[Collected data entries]

━━━━━━━━━━

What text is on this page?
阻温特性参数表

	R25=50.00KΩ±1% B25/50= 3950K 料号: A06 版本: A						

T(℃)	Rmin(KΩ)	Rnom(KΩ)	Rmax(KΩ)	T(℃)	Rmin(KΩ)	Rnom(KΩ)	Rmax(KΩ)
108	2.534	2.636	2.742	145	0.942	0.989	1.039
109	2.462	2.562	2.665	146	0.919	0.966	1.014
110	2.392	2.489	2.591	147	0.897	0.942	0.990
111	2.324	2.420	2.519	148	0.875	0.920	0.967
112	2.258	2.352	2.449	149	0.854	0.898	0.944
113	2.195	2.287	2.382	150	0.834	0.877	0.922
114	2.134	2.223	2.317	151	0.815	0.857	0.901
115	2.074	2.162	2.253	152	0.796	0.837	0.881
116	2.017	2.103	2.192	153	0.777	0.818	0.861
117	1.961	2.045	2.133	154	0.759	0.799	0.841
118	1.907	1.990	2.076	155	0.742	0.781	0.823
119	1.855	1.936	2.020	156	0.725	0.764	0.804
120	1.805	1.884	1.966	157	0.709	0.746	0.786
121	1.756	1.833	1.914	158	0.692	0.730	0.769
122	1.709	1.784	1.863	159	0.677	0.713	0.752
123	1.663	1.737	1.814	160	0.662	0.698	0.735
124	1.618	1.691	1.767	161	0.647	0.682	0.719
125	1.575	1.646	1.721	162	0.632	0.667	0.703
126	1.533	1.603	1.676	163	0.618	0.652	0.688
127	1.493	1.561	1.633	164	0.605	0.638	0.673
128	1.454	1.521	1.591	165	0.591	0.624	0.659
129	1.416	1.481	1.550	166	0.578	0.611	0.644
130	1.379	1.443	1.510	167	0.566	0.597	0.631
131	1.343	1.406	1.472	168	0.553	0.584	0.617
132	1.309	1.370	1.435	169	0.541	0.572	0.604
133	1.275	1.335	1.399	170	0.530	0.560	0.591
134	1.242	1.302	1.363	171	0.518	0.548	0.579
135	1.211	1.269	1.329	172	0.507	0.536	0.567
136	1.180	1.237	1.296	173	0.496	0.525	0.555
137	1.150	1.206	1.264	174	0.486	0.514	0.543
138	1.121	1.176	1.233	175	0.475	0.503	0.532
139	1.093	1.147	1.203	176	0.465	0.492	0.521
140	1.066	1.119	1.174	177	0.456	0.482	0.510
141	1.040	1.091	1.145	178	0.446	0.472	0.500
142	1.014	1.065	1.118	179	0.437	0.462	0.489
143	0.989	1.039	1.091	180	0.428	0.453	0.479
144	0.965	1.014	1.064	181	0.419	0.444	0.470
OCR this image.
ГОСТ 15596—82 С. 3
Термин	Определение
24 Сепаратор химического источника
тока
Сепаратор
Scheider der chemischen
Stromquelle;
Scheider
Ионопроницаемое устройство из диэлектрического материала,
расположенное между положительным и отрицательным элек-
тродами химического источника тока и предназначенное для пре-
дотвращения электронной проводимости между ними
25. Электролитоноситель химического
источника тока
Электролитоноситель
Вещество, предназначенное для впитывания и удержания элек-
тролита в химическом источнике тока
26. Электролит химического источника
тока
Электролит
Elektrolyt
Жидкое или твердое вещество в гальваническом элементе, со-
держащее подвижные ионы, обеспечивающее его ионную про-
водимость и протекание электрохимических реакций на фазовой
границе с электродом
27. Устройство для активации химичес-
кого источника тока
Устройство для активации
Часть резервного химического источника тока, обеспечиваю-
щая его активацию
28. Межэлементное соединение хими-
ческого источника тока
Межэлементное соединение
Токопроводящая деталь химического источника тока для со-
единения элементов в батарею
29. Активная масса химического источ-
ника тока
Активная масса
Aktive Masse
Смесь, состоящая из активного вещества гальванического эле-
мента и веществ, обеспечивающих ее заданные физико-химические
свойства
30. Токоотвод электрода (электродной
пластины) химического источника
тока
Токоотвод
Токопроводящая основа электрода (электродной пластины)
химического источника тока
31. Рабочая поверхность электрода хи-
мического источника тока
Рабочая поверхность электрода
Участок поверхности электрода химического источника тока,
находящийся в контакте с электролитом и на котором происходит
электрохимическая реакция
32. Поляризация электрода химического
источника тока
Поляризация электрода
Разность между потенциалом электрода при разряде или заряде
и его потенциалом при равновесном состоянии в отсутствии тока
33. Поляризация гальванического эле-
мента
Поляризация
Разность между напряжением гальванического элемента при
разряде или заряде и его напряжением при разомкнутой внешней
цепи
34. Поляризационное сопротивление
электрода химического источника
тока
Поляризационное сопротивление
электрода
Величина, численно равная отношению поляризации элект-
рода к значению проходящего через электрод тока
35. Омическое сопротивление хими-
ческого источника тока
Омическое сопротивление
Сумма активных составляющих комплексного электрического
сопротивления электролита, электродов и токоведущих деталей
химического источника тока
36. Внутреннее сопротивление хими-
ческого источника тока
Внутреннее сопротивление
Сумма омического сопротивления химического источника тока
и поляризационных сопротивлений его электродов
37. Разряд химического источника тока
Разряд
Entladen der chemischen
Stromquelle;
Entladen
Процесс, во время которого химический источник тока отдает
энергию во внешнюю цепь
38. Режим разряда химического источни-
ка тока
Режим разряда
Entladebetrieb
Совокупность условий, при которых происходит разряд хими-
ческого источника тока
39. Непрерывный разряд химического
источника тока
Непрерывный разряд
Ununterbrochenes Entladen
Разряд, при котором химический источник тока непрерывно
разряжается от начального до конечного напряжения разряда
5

━━━━━━━━━━

■ Aim ■
Each of the records should be retyped exactly.

■ Answer to the exercise ■
What text is on this page?
阻温特性参数表

	R25=50.00KΩ±1% B25/50= 3950K 料号: A06 版本: A						

T(℃)	Rmin(KΩ)	Rnom(KΩ)	Rmax(KΩ)	T(℃)	Rmin(KΩ)	Rnom(KΩ)	Rmax(KΩ)
108	2.534	2.636	2.742	145	0.942	0.989	1.039
109	2.462	2.562	2.665	146	0.919	0.966	1.014
110	2.392	2.489	2.591	147	0.897	0.942	0.990
111	2.324	2.420	2.519	148	0.875	0.920	0.967
112	2.258	2.352	2.449	149	0.854	0.898	0.944
113	2.195	2.287	2.382	150	0.834	0.877	0.922
114	2.134	2.223	2.317	151	0.815	0.857	0.901
115	2.074	2.162	2.253	152	0.796	0.837	0.881
116	2.017	2.103	2.192	153	0.777	0.818	0.861
117	1.961	2.045	2.133	154	0.759	0.799	0.841
118	1.907	1.990	2.076	155	0.742	0.781	0.823
119	1.855	1.936	2.020	156	0.725	0.764	0.804
120	1.805	1.884	1.966	157	0.709	0.746	0.786
121	1.756	1.833	1.914	158	0.692	0.730	0.769
122	1.709	1.784	1.863	159	0.677	0.713	0.752
123	1.663	1.737	1.814	160	0.662	0.698	0.735
124	1.618	1.691	1.767	161	0.647	0.682	0.719
125	1.575	1.646	1.721	162	0.632	0.667	0.703
126	1.533	1.603	1.676	163	0.618	0.652	0.688
127	1.493	1.561	1.633	164	0.605	0.638	0.673
128	1.454	1.521	1.591	165	0.591	0.624	0.659
129	1.416	1.481	1.550	166	0.578	0.611	0.644
130	1.379	1.443	1.510	167	0.566	0.597	0.631
131	1.343	1.406	1.472	168	0.553	0.584	0.617
132	1.309	1.370	1.435	169	0.541	0.572	0.604
133	1.275	1.335	1.399	170	0.530	0.560	0.591
134	1.242	1.302	1.363	171	0.518	0.548	0.579
135	1.211	1.269	1.329	172	0.507	0.536	0.567
136	1.180	1.237	1.296	173	0.496	0.525	0.555
137	1.150	1.206	1.264	174	0.486	0.514	0.543
138	1.121	1.176	1.233	175	0.475	0.503	0.532
139	1.093	1.147	1.203	176	0.465	0.492	0.521
140	1.066	1.119	1.174	177	0.456	0.482	0.510
141	1.040	1.091	1.145	178	0.446	0.472	0.500
142	1.014	1.065	1.118	179	0.437	0.462	0.489
143	0.989	1.039	1.091	180	0.428	0.453	0.479
144	0.965	1.014	1.064	181	0.419	0.444	0.470
OCR this image.
ГОСТ 15596—82 С. 3
Термин	Определение
24 Сепаратор химического источника
тока
Сепаратор
Scheider der chemischen
Stromquelle;
Scheider
Ионопроницаемое устройство из диэлектрического материала,
расположенное между положительным и отрицательным элек-
тродами химического источника тока и предназначенное для пре-
дотвращения электронной проводимости между ними
25. Электролитоноситель химического
источника тока
Электролитоноситель
Вещество, предназначенное для впитывания и удержания элек-
тролита в химическом источнике тока
26. Электролит химического источника
тока
Электролит
Elektrolyt
Жидкое или твердое вещество в гальваническом элементе, со-
держащее подвижные ионы, обеспечивающее его ионную про-
водимость и протекание электрохимических реакций на фазовой
границе с электродом
27. Устройство для активации химичес-
кого источника тока
Устройство для активации
Часть резервного химического источника тока, обеспечиваю-
щая его активацию
28. Межэлементное соединение хими-
ческого источника тока
Межэлементное соединение
Токопроводящая деталь химического источника тока для со-
единения элементов в батарею
29. Активная масса химического источ-
ника тока
Активная масса
Aktive Masse
Смесь, состоящая из активного вещества гальванического эле-
мента и веществ, обеспечивающих ее заданные физико-химические
свойства
30. Токоотвод электрода (электродной
пластины) химического источника
тока
Токоотвод
Токопроводящая основа электрода (электродной пластины)
химического источника тока
31. Рабочая поверхность электрода хи-
мического источника тока
Рабочая поверхность электрода
Участок поверхности электрода химического источника тока,
находящийся в контакте с электролитом и на котором происходит
электрохимическая реакция
32. Поляризация электрода химического
источника тока
Поляризация электрода
Разность между потенциалом электрода при разряде или заряде
и его потенциалом при равновесном состоянии в отсутствии тока
33. Поляризация гальванического эле-
мента
Поляризация
Разность между напряжением гальванического элемента при
разряде или заряде и его напряжением при разомкнутой внешней
цепи
34. Поляризационное сопротивление
электрода химического источника
тока
Поляризационное сопротивление
электрода
Величина, численно равная отношению поляризации элект-
рода к значению проходящего через электрод тока
35. Омическое сопротивление хими-
ческого источника тока
Омическое сопротивление
Сумма активных составляющих комплексного электрического
сопротивления электролита, электродов и токоведущих деталей
химического источника тока
36. Внутреннее сопротивление хими-
ческого источника тока
Внутреннее сопротивление
Сумма омического сопротивления химического источника тока
и поляризационных сопротивлений его электродов
37. Разряд химического источника тока
Разряд
Entladen der chemischen
Stromquelle;
Entladen
Процесс, во время которого химический источник тока отдает
энергию во внешнюю цепь
38. Режим разряда химического источни-
ка тока
Режим разряда
Entladebetrieb
Совокупность условий, при которых происходит разряд хими-
ческого источника тока
39. Непрерывный разряд химического
источника тока
Непрерывный разряд
Ununterbrochenes Entladen
Разряд, при котором химический источник тока непрерывно
разряжается от начального до конечного напряжения разряда
5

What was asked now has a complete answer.